Records about charts and figures:
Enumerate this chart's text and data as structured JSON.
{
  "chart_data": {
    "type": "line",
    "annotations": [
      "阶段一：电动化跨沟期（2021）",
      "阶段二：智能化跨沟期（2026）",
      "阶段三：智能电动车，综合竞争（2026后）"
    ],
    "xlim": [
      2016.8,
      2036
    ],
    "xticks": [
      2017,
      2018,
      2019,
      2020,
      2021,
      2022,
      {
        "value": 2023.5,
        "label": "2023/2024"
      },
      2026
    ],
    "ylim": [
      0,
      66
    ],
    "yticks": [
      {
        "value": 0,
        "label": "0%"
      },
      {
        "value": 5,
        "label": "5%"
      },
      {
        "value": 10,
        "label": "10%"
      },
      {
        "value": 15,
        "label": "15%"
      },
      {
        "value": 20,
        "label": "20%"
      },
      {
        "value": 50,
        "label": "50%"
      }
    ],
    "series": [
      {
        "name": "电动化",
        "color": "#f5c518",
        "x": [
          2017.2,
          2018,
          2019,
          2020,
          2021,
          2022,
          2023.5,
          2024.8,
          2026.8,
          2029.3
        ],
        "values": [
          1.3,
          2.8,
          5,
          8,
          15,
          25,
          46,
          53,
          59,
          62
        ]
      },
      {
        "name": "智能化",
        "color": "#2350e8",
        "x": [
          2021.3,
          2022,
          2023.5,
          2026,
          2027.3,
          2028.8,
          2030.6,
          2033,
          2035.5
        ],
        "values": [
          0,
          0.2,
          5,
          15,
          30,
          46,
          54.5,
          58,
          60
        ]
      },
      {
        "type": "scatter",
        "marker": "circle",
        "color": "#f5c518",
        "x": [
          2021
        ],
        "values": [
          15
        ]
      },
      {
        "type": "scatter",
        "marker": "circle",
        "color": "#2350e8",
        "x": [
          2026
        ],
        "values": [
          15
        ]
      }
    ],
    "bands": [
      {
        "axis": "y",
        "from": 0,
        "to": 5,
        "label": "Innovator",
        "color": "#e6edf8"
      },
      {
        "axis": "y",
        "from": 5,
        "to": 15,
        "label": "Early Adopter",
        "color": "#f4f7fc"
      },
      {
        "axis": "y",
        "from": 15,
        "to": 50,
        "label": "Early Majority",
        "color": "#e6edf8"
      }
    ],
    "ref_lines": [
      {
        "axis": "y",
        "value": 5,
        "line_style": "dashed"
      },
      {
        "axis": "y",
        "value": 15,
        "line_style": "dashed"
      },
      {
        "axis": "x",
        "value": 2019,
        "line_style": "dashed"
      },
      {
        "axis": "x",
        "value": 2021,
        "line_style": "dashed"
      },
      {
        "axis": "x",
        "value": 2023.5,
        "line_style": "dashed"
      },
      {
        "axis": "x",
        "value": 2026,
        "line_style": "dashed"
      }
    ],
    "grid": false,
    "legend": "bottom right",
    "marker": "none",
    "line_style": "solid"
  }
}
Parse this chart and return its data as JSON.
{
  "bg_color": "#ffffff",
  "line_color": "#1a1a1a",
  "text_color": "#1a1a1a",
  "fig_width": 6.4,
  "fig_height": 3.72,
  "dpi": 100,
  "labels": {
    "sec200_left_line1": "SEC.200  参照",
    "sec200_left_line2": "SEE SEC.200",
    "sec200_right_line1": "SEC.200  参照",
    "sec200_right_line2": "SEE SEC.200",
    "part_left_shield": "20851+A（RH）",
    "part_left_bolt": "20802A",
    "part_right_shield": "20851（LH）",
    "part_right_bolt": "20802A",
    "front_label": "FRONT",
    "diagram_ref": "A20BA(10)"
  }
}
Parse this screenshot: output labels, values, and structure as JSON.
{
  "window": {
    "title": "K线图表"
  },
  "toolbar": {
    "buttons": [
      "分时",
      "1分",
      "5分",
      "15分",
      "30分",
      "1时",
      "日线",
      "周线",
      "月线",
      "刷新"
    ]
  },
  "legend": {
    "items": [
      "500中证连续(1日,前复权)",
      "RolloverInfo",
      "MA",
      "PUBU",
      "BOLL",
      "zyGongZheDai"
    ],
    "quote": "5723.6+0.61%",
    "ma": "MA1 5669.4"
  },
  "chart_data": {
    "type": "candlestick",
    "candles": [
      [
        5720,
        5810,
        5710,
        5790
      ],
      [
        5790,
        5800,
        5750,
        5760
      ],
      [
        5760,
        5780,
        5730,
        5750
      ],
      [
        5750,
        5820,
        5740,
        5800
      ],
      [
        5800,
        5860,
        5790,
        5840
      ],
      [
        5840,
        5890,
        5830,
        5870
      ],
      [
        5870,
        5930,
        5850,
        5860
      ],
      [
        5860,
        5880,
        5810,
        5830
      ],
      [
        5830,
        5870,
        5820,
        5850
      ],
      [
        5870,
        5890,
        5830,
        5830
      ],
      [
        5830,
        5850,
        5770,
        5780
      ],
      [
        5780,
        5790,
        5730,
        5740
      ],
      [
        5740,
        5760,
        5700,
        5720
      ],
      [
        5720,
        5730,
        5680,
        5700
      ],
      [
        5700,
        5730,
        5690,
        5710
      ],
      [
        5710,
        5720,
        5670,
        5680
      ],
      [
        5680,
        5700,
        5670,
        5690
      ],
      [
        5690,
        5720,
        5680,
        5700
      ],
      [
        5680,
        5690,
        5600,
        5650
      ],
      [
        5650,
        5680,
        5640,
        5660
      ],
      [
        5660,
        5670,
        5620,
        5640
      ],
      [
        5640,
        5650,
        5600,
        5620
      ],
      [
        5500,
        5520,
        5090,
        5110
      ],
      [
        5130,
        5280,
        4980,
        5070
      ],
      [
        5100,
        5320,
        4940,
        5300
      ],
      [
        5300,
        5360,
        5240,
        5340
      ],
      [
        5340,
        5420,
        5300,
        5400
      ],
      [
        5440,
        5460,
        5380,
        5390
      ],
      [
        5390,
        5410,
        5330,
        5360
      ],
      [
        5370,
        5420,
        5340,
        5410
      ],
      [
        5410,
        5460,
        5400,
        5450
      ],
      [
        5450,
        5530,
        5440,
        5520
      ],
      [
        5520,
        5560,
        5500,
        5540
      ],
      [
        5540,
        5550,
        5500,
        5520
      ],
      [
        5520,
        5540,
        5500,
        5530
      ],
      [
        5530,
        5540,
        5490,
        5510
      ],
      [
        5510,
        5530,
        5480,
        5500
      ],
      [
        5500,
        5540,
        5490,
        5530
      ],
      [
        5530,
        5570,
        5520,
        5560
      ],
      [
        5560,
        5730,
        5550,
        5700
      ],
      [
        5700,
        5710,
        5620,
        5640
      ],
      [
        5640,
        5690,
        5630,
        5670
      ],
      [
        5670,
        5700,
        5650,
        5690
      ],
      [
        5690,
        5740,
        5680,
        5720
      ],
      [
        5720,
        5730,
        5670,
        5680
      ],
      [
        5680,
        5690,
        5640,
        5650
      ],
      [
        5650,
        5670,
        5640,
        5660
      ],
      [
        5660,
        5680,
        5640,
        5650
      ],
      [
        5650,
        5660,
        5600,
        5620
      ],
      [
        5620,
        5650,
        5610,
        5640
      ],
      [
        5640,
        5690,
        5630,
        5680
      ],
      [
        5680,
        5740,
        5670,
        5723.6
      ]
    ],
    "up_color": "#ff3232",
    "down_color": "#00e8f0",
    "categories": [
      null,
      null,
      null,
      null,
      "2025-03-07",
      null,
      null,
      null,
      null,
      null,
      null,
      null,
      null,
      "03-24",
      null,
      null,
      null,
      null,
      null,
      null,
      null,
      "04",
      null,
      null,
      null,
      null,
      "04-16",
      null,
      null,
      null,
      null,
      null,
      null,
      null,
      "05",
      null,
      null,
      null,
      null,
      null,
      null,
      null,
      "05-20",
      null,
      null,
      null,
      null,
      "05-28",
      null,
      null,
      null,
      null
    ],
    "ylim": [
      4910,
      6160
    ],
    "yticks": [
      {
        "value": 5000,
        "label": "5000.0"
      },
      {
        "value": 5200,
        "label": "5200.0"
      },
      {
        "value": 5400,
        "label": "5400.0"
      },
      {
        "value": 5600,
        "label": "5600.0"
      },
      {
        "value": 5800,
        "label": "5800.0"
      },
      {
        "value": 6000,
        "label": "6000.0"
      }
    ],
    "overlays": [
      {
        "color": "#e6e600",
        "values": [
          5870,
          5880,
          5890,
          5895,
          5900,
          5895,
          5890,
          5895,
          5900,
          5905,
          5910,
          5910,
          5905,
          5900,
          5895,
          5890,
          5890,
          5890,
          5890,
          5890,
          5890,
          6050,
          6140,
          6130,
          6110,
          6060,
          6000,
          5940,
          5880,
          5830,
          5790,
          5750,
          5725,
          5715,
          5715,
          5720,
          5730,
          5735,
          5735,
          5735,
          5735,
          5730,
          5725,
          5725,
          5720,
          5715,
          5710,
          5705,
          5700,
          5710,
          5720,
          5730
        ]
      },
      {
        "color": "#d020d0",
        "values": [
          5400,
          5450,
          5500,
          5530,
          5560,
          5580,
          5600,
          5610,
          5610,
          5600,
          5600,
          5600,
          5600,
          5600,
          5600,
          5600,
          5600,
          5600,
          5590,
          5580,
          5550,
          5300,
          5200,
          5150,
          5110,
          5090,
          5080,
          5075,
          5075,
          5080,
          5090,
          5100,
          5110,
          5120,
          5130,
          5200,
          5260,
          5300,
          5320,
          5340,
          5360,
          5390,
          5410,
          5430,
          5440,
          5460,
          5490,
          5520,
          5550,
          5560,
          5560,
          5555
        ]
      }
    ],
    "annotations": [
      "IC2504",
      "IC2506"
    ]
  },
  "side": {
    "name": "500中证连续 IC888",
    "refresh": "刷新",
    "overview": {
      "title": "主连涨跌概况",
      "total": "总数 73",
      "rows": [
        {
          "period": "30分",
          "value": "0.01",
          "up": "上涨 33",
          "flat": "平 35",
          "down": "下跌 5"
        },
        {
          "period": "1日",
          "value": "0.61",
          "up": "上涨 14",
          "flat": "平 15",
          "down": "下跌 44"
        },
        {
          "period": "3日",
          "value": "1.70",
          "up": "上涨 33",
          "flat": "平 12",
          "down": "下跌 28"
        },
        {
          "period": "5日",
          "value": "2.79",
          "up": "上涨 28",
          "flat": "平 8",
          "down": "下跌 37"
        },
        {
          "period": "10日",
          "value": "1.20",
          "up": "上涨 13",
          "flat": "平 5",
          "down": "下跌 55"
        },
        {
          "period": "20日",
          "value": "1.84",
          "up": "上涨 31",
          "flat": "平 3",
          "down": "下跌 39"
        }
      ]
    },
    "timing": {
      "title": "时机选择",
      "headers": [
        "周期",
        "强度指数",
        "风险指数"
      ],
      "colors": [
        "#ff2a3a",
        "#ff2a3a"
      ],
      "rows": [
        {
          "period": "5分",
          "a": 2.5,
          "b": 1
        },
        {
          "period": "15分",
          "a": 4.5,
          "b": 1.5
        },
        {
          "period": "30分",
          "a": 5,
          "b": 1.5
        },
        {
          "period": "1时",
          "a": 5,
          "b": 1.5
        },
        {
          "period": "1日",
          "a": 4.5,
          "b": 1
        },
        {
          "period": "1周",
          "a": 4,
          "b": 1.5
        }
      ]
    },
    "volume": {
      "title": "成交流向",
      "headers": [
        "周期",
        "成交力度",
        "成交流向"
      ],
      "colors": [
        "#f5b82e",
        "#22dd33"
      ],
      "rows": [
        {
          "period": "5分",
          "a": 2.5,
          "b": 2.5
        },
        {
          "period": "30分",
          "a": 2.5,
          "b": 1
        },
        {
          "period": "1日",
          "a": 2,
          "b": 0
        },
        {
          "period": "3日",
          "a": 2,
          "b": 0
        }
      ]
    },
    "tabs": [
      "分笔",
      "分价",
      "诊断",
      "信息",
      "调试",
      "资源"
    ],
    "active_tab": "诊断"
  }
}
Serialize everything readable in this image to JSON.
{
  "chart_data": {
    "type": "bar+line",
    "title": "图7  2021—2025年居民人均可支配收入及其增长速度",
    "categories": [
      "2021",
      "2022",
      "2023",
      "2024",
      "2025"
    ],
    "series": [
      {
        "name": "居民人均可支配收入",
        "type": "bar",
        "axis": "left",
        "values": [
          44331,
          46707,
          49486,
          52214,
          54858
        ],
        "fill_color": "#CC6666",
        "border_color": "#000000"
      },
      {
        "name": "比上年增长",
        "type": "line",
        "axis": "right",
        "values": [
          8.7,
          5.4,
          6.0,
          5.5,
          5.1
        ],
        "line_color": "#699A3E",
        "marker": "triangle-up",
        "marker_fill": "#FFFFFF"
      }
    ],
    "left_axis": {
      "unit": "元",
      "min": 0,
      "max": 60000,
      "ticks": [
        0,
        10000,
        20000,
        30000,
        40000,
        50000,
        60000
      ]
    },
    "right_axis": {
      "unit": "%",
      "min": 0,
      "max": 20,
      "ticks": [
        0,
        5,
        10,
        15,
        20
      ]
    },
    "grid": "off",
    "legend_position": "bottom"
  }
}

Task objective.
Out of the preceding entries, pull every line containing the string "title".

Solution to this exercise.
    "title": "K线图表"
      "title": "主连涨跌概况",
      "title": "时机选择",
      "title": "成交流向",
    "title": "图7  2021—2025年居民人均可支配收入及其增长速度",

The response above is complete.